Write out every entry exactly as it stands.

═══ GIVEN RECORDS

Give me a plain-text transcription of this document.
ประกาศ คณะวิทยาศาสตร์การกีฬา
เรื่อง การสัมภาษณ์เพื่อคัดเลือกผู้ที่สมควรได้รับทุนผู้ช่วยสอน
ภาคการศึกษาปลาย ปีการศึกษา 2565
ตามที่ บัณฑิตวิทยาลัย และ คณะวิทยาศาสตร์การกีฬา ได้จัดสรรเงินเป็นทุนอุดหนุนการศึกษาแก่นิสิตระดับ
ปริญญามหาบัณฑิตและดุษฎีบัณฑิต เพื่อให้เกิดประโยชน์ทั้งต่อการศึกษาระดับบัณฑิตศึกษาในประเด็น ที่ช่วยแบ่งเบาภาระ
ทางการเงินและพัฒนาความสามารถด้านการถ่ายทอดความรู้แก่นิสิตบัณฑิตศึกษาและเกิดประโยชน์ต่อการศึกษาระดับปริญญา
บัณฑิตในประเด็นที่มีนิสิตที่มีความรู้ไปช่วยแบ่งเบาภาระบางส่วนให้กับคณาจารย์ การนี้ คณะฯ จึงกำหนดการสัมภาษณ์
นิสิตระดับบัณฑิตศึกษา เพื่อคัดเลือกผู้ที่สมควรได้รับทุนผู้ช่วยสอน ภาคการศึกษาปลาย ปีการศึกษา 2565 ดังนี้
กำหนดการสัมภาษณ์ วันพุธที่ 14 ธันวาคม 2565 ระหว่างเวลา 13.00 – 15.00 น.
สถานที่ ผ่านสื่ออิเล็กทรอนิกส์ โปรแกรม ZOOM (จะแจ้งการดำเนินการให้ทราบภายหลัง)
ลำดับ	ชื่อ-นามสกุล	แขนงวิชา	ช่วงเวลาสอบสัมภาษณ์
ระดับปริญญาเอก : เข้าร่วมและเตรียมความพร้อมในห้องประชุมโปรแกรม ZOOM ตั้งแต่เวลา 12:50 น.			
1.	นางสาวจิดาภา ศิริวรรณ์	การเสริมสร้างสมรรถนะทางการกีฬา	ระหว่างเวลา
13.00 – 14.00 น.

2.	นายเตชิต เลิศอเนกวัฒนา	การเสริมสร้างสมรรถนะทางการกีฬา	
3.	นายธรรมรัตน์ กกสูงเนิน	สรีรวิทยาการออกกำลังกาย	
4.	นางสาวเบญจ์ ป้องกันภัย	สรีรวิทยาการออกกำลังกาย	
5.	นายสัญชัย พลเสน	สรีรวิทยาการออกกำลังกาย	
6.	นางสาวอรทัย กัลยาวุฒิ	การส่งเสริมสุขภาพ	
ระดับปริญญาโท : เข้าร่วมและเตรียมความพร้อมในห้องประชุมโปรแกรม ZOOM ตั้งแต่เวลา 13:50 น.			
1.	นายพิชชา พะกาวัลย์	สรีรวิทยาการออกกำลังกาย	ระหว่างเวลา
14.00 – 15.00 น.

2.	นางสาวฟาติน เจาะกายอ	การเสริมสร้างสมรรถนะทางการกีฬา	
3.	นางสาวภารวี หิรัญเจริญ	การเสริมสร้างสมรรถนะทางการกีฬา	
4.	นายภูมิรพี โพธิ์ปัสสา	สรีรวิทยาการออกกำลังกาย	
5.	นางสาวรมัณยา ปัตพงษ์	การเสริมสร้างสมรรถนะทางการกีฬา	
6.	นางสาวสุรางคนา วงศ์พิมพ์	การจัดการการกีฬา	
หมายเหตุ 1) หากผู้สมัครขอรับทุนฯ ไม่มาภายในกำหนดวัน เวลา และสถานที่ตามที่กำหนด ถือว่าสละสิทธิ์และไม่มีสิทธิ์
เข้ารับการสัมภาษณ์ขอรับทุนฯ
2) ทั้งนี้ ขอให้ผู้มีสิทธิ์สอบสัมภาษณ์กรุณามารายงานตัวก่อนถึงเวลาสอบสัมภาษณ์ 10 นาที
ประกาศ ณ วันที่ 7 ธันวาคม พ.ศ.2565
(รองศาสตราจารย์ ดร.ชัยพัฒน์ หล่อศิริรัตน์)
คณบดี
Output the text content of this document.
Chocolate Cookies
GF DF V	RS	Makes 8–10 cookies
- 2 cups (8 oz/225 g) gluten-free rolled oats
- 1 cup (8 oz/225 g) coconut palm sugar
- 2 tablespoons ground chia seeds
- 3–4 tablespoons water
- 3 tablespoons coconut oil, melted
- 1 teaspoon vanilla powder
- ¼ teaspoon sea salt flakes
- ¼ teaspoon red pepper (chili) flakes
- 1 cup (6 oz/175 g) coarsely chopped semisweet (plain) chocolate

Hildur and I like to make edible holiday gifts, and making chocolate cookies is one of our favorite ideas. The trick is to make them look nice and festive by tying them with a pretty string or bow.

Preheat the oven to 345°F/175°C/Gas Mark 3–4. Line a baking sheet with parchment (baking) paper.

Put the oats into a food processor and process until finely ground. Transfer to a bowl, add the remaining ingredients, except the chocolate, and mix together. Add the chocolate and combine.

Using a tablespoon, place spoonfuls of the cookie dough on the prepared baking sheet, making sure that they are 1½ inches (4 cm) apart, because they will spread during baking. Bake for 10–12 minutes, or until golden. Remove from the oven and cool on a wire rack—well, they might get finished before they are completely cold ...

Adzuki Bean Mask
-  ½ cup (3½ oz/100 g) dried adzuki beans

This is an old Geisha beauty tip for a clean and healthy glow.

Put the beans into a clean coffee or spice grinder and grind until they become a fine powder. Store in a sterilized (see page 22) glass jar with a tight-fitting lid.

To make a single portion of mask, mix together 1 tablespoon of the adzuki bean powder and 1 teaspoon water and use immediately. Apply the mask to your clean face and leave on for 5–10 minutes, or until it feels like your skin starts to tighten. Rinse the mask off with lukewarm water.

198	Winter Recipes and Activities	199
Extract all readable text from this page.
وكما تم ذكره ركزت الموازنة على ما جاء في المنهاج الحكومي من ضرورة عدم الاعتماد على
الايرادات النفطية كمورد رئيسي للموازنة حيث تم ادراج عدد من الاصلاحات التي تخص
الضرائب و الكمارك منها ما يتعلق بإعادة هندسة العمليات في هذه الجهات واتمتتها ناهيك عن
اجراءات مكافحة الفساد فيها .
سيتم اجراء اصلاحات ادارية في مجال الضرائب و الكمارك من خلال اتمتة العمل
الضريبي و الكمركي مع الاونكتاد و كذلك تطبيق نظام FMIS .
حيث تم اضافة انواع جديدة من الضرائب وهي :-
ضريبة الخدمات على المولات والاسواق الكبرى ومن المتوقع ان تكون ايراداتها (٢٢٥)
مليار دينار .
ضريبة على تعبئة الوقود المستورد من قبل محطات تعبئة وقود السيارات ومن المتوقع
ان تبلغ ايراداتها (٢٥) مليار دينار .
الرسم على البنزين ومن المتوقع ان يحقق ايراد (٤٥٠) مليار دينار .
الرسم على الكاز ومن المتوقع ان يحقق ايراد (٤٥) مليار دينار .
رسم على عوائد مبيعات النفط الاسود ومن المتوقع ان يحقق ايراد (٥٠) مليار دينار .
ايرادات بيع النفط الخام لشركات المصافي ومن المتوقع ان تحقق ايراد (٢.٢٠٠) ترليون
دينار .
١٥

══════

| RESPONSE TO THE EXERCISE |
Give me a plain-text transcription of this document.
ประกาศ คณะวิทยาศาสตร์การกีฬา
เรื่อง การสัมภาษณ์เพื่อคัดเลือกผู้ที่สมควรได้รับทุนผู้ช่วยสอน
ภาคการศึกษาปลาย ปีการศึกษา 2565
ตามที่ บัณฑิตวิทยาลัย และ คณะวิทยาศาสตร์การกีฬา ได้จัดสรรเงินเป็นทุนอุดหนุนการศึกษาแก่นิสิตระดับ
ปริญญามหาบัณฑิตและดุษฎีบัณฑิต เพื่อให้เกิดประโยชน์ทั้งต่อการศึกษาระดับบัณฑิตศึกษาในประเด็น ที่ช่วยแบ่งเบาภาระ
ทางการเงินและพัฒนาความสามารถด้านการถ่ายทอดความรู้แก่นิสิตบัณฑิตศึกษาและเกิดประโยชน์ต่อการศึกษาระดับปริญญา
บัณฑิตในประเด็นที่มีนิสิตที่มีความรู้ไปช่วยแบ่งเบาภาระบางส่วนให้กับคณาจารย์ การนี้ คณะฯ จึงกำหนดการสัมภาษณ์
นิสิตระดับบัณฑิตศึกษา เพื่อคัดเลือกผู้ที่สมควรได้รับทุนผู้ช่วยสอน ภาคการศึกษาปลาย ปีการศึกษา 2565 ดังนี้
กำหนดการสัมภาษณ์ วันพุธที่ 14 ธันวาคม 2565 ระหว่างเวลา 13.00 – 15.00 น.
สถานที่ ผ่านสื่ออิเล็กทรอนิกส์ โปรแกรม ZOOM (จะแจ้งการดำเนินการให้ทราบภายหลัง)
ลำดับ	ชื่อ-นามสกุล	แขนงวิชา	ช่วงเวลาสอบสัมภาษณ์
ระดับปริญญาเอก : เข้าร่วมและเตรียมความพร้อมในห้องประชุมโปรแกรม ZOOM ตั้งแต่เวลา 12:50 น.			
1.	นางสาวจิดาภา ศิริวรรณ์	การเสริมสร้างสมรรถนะทางการกีฬา	ระหว่างเวลา
13.00 – 14.00 น.

2.	นายเตชิต เลิศอเนกวัฒนา	การเสริมสร้างสมรรถนะทางการกีฬา	
3.	นายธรรมรัตน์ กกสูงเนิน	สรีรวิทยาการออกกำลังกาย	
4.	นางสาวเบญจ์ ป้องกันภัย	สรีรวิทยาการออกกำลังกาย	
5.	นายสัญชัย พลเสน	สรีรวิทยาการออกกำลังกาย	
6.	นางสาวอรทัย กัลยาวุฒิ	การส่งเสริมสุขภาพ	
ระดับปริญญาโท : เข้าร่วมและเตรียมความพร้อมในห้องประชุมโปรแกรม ZOOM ตั้งแต่เวลา 13:50 น.			
1.	นายพิชชา พะกาวัลย์	สรีรวิทยาการออกกำลังกาย	ระหว่างเวลา
14.00 – 15.00 น.

2.	นางสาวฟาติน เจาะกายอ	การเสริมสร้างสมรรถนะทางการกีฬา	
3.	นางสาวภารวี หิรัญเจริญ	การเสริมสร้างสมรรถนะทางการกีฬา	
4.	นายภูมิรพี โพธิ์ปัสสา	สรีรวิทยาการออกกำลังกาย	
5.	นางสาวรมัณยา ปัตพงษ์	การเสริมสร้างสมรรถนะทางการกีฬา	
6.	นางสาวสุรางคนา วงศ์พิมพ์	การจัดการการกีฬา	
หมายเหตุ 1) หากผู้สมัครขอรับทุนฯ ไม่มาภายในกำหนดวัน เวลา และสถานที่ตามที่กำหนด ถือว่าสละสิทธิ์และไม่มีสิทธิ์
เข้ารับการสัมภาษณ์ขอรับทุนฯ
2) ทั้งนี้ ขอให้ผู้มีสิทธิ์สอบสัมภาษณ์กรุณามารายงานตัวก่อนถึงเวลาสอบสัมภาษณ์ 10 นาที
ประกาศ ณ วันที่ 7 ธันวาคม พ.ศ.2565
(รองศาสตราจารย์ ดร.ชัยพัฒน์ หล่อศิริรัตน์)
คณบดี
Output the text content of this document.
Chocolate Cookies
GF DF V	RS	Makes 8–10 cookies
- 2 cups (8 oz/225 g) gluten-free rolled oats
- 1 cup (8 oz/225 g) coconut palm sugar
- 2 tablespoons ground chia seeds
- 3–4 tablespoons water
- 3 tablespoons coconut oil, melted
- 1 teaspoon vanilla powder
- ¼ teaspoon sea salt flakes
- ¼ teaspoon red pepper (chili) flakes
- 1 cup (6 oz/175 g) coarsely chopped semisweet (plain) chocolate

Hildur and I like to make edible holiday gifts, and making chocolate cookies is one of our favorite ideas. The trick is to make them look nice and festive by tying them with a pretty string or bow.

Preheat the oven to 345°F/175°C/Gas Mark 3–4. Line a baking sheet with parchment (baking) paper.

Put the oats into a food processor and process until finely ground. Transfer to a bowl, add the remaining ingredients, except the chocolate, and mix together. Add the chocolate and combine.

Using a tablespoon, place spoonfuls of the cookie dough on the prepared baking sheet, making sure that they are 1½ inches (4 cm) apart, because they will spread during baking. Bake for 10–12 minutes, or until golden. Remove from the oven and cool on a wire rack—well, they might get finished before they are completely cold ...

Adzuki Bean Mask
-  ½ cup (3½ oz/100 g) dried adzuki beans

This is an old Geisha beauty tip for a clean and healthy glow.

Put the beans into a clean coffee or spice grinder and grind until they become a fine powder. Store in a sterilized (see page 22) glass jar with a tight-fitting lid.

To make a single portion of mask, mix together 1 tablespoon of the adzuki bean powder and 1 teaspoon water and use immediately. Apply the mask to your clean face and leave on for 5–10 minutes, or until it feels like your skin starts to tighten. Rinse the mask off with lukewarm water.

198	Winter Recipes and Activities	199
Extract all readable text from this page.
وكما تم ذكره ركزت الموازنة على ما جاء في المنهاج الحكومي من ضرورة عدم الاعتماد على
الايرادات النفطية كمورد رئيسي للموازنة حيث تم ادراج عدد من الاصلاحات التي تخص
الضرائب و الكمارك منها ما يتعلق بإعادة هندسة العمليات في هذه الجهات واتمتتها ناهيك عن
اجراءات مكافحة الفساد فيها .
سيتم اجراء اصلاحات ادارية في مجال الضرائب و الكمارك من خلال اتمتة العمل
الضريبي و الكمركي مع الاونكتاد و كذلك تطبيق نظام FMIS .
حيث تم اضافة انواع جديدة من الضرائب وهي :-
ضريبة الخدمات على المولات والاسواق الكبرى ومن المتوقع ان تكون ايراداتها (٢٢٥)
مليار دينار .
ضريبة على تعبئة الوقود المستورد من قبل محطات تعبئة وقود السيارات ومن المتوقع
ان تبلغ ايراداتها (٢٥) مليار دينار .
الرسم على البنزين ومن المتوقع ان يحقق ايراد (٤٥٠) مليار دينار .
الرسم على الكاز ومن المتوقع ان يحقق ايراد (٤٥) مليار دينار .
رسم على عوائد مبيعات النفط الاسود ومن المتوقع ان يحقق ايراد (٥٠) مليار دينار .
ايرادات بيع النفط الخام لشركات المصافي ومن المتوقع ان تحقق ايراد (٢.٢٠٠) ترليون
دينار .
١٥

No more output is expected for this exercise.